======== DATASET

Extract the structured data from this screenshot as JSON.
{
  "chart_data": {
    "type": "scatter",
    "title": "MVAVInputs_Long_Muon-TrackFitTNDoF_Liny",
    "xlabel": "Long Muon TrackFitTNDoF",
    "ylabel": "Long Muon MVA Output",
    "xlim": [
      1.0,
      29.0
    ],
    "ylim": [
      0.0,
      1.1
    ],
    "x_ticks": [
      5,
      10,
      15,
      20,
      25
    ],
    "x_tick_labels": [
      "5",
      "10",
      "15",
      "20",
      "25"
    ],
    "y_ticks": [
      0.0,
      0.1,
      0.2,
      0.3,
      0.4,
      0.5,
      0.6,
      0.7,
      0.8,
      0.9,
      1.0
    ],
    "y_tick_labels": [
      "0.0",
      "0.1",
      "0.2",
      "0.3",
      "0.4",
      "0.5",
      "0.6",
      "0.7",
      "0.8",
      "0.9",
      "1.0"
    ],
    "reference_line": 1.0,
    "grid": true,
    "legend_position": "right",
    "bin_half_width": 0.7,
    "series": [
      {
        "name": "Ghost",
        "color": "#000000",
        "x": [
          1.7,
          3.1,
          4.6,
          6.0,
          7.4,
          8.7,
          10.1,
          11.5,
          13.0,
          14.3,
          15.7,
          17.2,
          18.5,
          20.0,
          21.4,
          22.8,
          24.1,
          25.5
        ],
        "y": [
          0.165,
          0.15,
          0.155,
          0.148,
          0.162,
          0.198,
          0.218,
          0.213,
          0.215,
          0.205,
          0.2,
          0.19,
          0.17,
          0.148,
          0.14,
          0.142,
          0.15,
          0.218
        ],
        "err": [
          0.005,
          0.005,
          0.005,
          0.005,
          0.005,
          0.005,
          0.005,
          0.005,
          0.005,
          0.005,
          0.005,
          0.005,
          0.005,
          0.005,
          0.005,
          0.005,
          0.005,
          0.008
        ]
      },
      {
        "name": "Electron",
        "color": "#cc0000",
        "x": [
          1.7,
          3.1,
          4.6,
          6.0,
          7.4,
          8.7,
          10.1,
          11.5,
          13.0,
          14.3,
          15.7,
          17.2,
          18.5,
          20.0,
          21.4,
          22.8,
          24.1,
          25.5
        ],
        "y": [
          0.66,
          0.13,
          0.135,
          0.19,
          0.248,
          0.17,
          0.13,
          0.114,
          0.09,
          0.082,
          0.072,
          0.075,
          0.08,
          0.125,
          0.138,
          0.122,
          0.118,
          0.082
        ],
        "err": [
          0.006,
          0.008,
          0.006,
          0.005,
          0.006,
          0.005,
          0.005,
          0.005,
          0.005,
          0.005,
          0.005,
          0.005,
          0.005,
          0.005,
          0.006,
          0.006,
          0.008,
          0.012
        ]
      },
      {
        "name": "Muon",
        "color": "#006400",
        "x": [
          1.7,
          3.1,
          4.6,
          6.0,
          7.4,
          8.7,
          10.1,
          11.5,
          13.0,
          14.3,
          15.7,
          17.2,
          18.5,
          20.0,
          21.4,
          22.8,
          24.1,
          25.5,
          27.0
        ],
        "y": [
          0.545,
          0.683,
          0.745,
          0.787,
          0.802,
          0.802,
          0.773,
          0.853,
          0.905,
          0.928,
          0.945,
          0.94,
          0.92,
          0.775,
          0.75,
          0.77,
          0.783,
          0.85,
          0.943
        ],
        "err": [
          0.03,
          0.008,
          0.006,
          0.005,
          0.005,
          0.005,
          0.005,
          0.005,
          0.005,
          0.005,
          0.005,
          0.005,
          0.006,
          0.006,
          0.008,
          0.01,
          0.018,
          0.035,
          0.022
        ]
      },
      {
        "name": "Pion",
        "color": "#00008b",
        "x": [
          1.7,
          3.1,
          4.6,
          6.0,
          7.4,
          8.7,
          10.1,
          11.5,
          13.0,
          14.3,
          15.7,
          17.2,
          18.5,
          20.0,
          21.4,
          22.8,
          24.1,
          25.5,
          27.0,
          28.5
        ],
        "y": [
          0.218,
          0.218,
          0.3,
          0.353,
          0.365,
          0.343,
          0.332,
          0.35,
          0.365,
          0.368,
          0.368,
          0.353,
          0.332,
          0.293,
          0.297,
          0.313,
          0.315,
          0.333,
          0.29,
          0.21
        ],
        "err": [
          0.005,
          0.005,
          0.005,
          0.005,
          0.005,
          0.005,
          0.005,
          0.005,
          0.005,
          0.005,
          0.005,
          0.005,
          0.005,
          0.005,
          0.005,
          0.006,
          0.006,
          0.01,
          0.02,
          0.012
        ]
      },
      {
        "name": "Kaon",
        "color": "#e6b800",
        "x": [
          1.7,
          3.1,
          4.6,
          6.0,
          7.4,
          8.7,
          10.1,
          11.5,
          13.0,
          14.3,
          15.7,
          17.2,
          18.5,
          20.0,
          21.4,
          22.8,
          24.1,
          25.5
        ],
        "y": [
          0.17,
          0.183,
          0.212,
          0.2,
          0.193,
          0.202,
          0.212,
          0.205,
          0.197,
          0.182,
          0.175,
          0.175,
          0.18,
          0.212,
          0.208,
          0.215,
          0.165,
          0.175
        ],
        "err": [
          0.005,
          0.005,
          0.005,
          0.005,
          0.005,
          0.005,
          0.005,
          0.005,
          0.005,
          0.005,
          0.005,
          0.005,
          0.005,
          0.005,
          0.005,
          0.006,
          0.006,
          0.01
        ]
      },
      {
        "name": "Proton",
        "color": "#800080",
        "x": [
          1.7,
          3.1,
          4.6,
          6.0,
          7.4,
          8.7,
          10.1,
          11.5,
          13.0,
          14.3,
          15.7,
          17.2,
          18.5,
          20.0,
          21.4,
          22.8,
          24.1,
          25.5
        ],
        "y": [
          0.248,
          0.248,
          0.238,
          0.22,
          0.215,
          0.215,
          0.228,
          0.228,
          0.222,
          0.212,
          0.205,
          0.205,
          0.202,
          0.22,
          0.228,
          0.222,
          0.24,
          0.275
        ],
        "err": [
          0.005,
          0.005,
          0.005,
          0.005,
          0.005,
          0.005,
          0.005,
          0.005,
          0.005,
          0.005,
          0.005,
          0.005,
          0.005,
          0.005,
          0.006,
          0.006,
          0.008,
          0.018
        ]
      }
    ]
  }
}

================

- **TASK REQUIREMENTS**:
Transcribe every entry word for word.

- **SOLUTION TO THIS TASK**:
Extract the structured data from this screenshot as JSON.
{
  "chart_data": {
    "type": "scatter",
    "title": "MVAVInputs_Long_Muon-TrackFitTNDoF_Liny",
    "xlabel": "Long Muon TrackFitTNDoF",
    "ylabel": "Long Muon MVA Output",
    "xlim": [
      1.0,
      29.0
    ],
    "ylim": [
      0.0,
      1.1
    ],
    "x_ticks": [
      5,
      10,
      15,
      20,
      25
    ],
    "x_tick_labels": [
      "5",
      "10",
      "15",
      "20",
      "25"
    ],
    "y_ticks": [
      0.0,
      0.1,
      0.2,
      0.3,
      0.4,
      0.5,
      0.6,
      0.7,
      0.8,
      0.9,
      1.0
    ],
    "y_tick_labels": [
      "0.0",
      "0.1",
      "0.2",
      "0.3",
      "0.4",
      "0.5",
      "0.6",
      "0.7",
      "0.8",
      "0.9",
      "1.0"
    ],
    "reference_line": 1.0,
    "grid": true,
    "legend_position": "right",
    "bin_half_width": 0.7,
    "series": [
      {
        "name": "Ghost",
        "color": "#000000",
        "x": [
          1.7,
          3.1,
          4.6,
          6.0,
          7.4,
          8.7,
          10.1,
          11.5,
          13.0,
          14.3,
          15.7,
          17.2,
          18.5,
          20.0,
          21.4,
          22.8,
          24.1,
          25.5
        ],
        "y": [
          0.165,
          0.15,
          0.155,
          0.148,
          0.162,
          0.198,
          0.218,
          0.213,
          0.215,
          0.205,
          0.2,
          0.19,
          0.17,
          0.148,
          0.14,
          0.142,
          0.15,
          0.218
        ],
        "err": [
          0.005,
          0.005,
          0.005,
          0.005,
          0.005,
          0.005,
          0.005,
          0.005,
          0.005,
          0.005,
          0.005,
          0.005,
          0.005,
          0.005,
          0.005,
          0.005,
          0.005,
          0.008
        ]
      },
      {
        "name": "Electron",
        "color": "#cc0000",
        "x": [
          1.7,
          3.1,
          4.6,
          6.0,
          7.4,
          8.7,
          10.1,
          11.5,
          13.0,
          14.3,
          15.7,
          17.2,
          18.5,
          20.0,
          21.4,
          22.8,
          24.1,
          25.5
        ],
        "y": [
          0.66,
          0.13,
          0.135,
          0.19,
          0.248,
          0.17,
          0.13,
          0.114,
          0.09,
          0.082,
          0.072,
          0.075,
          0.08,
          0.125,
          0.138,
          0.122,
          0.118,
          0.082
        ],
        "err": [
          0.006,
          0.008,
          0.006,
          0.005,
          0.006,
          0.005,
          0.005,
          0.005,
          0.005,
          0.005,
          0.005,
          0.005,
          0.005,
          0.005,
          0.006,
          0.006,
          0.008,
          0.012
        ]
      },
      {
        "name": "Muon",
        "color": "#006400",
        "x": [
          1.7,
          3.1,
          4.6,
          6.0,
          7.4,
          8.7,
          10.1,
          11.5,
          13.0,
          14.3,
          15.7,
          17.2,
          18.5,
          20.0,
          21.4,
          22.8,
          24.1,
          25.5,
          27.0
        ],
        "y": [
          0.545,
          0.683,
          0.745,
          0.787,
          0.802,
          0.802,
          0.773,
          0.853,
          0.905,
          0.928,
          0.945,
          0.94,
          0.92,
          0.775,
          0.75,
          0.77,
          0.783,
          0.85,
          0.943
        ],
        "err": [
          0.03,
          0.008,
          0.006,
          0.005,
          0.005,
          0.005,
          0.005,
          0.005,
          0.005,
          0.005,
          0.005,
          0.005,
          0.006,
          0.006,
          0.008,
          0.01,
          0.018,
          0.035,
          0.022
        ]
      },
      {
        "name": "Pion",
        "color": "#00008b",
        "x": [
          1.7,
          3.1,
          4.6,
          6.0,
          7.4,
          8.7,
          10.1,
          11.5,
          13.0,
          14.3,
          15.7,
          17.2,
          18.5,
          20.0,
          21.4,
          22.8,
          24.1,
          25.5,
          27.0,
          28.5
        ],
        "y": [
          0.218,
          0.218,
          0.3,
          0.353,
          0.365,
          0.343,
          0.332,
          0.35,
          0.365,
          0.368,
          0.368,
          0.353,
          0.332,
          0.293,
          0.297,
          0.313,
          0.315,
          0.333,
          0.29,
          0.21
        ],
        "err": [
          0.005,
          0.005,
          0.005,
          0.005,
          0.005,
          0.005,
          0.005,
          0.005,
          0.005,
          0.005,
          0.005,
          0.005,
          0.005,
          0.005,
          0.005,
          0.006,
          0.006,
          0.01,
          0.02,
          0.012
        ]
      },
      {
        "name": "Kaon",
        "color": "#e6b800",
        "x": [
          1.7,
          3.1,
          4.6,
          6.0,
          7.4,
          8.7,
          10.1,
          11.5,
          13.0,
          14.3,
          15.7,
          17.2,
          18.5,
          20.0,
          21.4,
          22.8,
          24.1,
          25.5
        ],
        "y": [
          0.17,
          0.183,
          0.212,
          0.2,
          0.193,
          0.202,
          0.212,
          0.205,
          0.197,
          0.182,
          0.175,
          0.175,
          0.18,
          0.212,
          0.208,
          0.215,
          0.165,
          0.175
        ],
        "err": [
          0.005,
          0.005,
          0.005,
          0.005,
          0.005,
          0.005,
          0.005,
          0.005,
          0.005,
          0.005,
          0.005,
          0.005,
          0.005,
          0.005,
          0.005,
          0.006,
          0.006,
          0.01
        ]
      },
      {
        "name": "Proton",
        "color": "#800080",
        "x": [
          1.7,
          3.1,
          4.6,
          6.0,
          7.4,
          8.7,
          10.1,
          11.5,
          13.0,
          14.3,
          15.7,
          17.2,
          18.5,
          20.0,
          21.4,
          22.8,
          24.1,
          25.5
        ],
        "y": [
          0.248,
          0.248,
          0.238,
          0.22,
          0.215,
          0.215,
          0.228,
          0.228,
          0.222,
          0.212,
          0.205,
          0.205,
          0.202,
          0.22,
          0.228,
          0.222,
          0.24,
          0.275
        ],
        "err": [
          0.005,
          0.005,
          0.005,
          0.005,
          0.005,
          0.005,
          0.005,
          0.005,
          0.005,
          0.005,
          0.005,
          0.005,
          0.005,
          0.005,
          0.006,
          0.006,
          0.008,
          0.018
        ]
      }
    ]
  }
}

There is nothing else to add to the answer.